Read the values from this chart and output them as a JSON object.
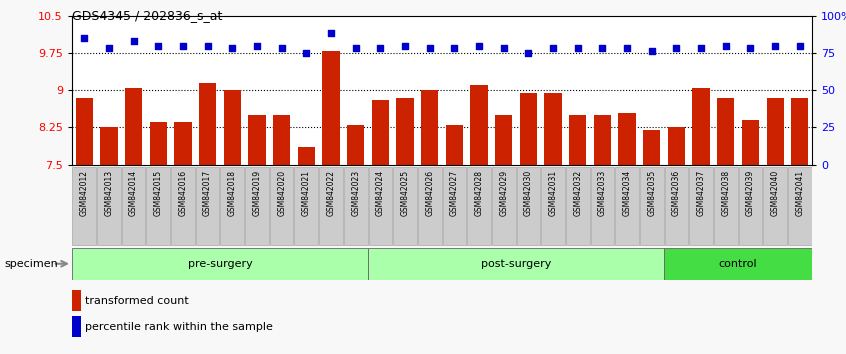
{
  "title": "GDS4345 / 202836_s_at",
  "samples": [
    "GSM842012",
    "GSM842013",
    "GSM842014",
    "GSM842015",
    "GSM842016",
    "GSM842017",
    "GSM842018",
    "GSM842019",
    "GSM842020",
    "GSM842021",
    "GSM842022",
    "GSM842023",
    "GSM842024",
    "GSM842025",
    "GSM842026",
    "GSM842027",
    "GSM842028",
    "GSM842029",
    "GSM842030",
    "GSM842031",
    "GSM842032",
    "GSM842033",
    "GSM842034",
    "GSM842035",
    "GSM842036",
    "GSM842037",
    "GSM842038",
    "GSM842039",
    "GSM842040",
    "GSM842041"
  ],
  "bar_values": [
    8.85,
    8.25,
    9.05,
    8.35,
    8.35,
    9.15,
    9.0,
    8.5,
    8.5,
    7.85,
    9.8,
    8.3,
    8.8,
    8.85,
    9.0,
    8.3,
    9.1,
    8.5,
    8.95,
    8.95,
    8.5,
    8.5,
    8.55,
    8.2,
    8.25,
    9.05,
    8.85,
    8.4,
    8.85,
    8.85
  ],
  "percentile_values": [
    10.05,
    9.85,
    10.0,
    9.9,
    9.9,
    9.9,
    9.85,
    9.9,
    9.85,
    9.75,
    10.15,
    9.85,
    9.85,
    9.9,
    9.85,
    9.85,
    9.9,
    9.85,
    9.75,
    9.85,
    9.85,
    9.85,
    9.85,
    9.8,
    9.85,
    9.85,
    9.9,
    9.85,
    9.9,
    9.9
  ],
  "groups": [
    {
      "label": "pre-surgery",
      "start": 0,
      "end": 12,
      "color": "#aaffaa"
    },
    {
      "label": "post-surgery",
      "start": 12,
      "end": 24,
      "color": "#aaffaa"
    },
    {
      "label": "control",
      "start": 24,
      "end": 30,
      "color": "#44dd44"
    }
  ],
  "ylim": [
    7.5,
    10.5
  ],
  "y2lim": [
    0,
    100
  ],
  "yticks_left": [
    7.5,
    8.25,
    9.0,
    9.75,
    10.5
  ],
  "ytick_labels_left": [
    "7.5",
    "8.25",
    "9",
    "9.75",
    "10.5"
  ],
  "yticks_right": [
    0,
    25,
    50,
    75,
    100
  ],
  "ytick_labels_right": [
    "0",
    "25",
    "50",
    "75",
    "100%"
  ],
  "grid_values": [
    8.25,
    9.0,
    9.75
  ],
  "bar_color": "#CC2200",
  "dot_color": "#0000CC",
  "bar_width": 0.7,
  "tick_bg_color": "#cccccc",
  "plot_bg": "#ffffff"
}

────────────────────────────────────────

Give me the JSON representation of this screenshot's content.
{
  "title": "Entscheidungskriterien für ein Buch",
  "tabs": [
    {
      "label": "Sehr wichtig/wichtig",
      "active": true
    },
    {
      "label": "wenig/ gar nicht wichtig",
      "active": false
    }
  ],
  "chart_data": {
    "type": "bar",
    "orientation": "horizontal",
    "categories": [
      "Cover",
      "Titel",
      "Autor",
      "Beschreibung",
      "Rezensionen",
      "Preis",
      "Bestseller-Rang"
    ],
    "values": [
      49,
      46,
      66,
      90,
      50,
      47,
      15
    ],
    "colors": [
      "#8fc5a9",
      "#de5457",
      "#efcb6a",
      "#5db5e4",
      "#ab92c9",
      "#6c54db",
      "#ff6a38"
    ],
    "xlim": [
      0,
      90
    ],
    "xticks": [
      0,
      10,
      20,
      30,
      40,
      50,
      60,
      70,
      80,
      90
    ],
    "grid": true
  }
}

────────────────────────────────────────

● Task to carry out:
Look through the data and gather every line with the string "JSON" in it.

● Exercise solution:
Read the values from this chart and output them as a JSON object.
Give me the JSON representation of this screenshot's content.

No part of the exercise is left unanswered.